Given request
Reproduce all records exactly.

[Records about charts and figures]
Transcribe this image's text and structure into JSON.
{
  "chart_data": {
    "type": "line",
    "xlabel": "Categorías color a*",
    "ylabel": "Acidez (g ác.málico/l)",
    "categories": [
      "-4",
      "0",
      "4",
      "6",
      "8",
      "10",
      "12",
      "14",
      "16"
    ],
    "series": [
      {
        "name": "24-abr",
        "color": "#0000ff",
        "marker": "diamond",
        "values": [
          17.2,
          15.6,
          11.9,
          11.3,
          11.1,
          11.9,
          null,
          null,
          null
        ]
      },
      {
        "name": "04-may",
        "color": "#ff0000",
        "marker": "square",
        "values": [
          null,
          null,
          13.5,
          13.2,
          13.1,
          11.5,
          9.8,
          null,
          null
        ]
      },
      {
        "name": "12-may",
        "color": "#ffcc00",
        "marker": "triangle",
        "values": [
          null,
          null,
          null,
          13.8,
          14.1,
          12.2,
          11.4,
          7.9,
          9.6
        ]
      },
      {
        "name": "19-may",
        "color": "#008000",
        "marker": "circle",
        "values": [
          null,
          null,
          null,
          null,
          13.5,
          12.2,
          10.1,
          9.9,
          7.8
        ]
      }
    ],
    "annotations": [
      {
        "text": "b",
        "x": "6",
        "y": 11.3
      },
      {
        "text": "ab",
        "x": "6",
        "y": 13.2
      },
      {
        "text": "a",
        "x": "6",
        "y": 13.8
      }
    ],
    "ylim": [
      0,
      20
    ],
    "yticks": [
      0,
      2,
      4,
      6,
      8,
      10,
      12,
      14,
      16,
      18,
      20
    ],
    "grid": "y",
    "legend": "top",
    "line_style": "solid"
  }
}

Exercise response
Transcribe this image's text and structure into JSON.
{
  "chart_data": {
    "type": "line",
    "xlabel": "Categorías color a*",
    "ylabel": "Acidez (g ác.málico/l)",
    "categories": [
      "-4",
      "0",
      "4",
      "6",
      "8",
      "10",
      "12",
      "14",
      "16"
    ],
    "series": [
      {
        "name": "24-abr",
        "color": "#0000ff",
        "marker": "diamond",
        "values": [
          17.2,
          15.6,
          11.9,
          11.3,
          11.1,
          11.9,
          null,
          null,
          null
        ]
      },
      {
        "name": "04-may",
        "color": "#ff0000",
        "marker": "square",
        "values": [
          null,
          null,
          13.5,
          13.2,
          13.1,
          11.5,
          9.8,
          null,
          null
        ]
      },
      {
        "name": "12-may",
        "color": "#ffcc00",
        "marker": "triangle",
        "values": [
          null,
          null,
          null,
          13.8,
          14.1,
          12.2,
          11.4,
          7.9,
          9.6
        ]
      },
      {
        "name": "19-may",
        "color": "#008000",
        "marker": "circle",
        "values": [
          null,
          null,
          null,
          null,
          13.5,
          12.2,
          10.1,
          9.9,
          7.8
        ]
      }
    ],
    "annotations": [
      {
        "text": "b",
        "x": "6",
        "y": 11.3
      },
      {
        "text": "ab",
        "x": "6",
        "y": 13.2
      },
      {
        "text": "a",
        "x": "6",
        "y": 13.8
      }
    ],
    "ylim": [
      0,
      20
    ],
    "yticks": [
      0,
      2,
      4,
      6,
      8,
      10,
      12,
      14,
      16,
      18,
      20
    ],
    "grid": "y",
    "legend": "top",
    "line_style": "solid"
  }
}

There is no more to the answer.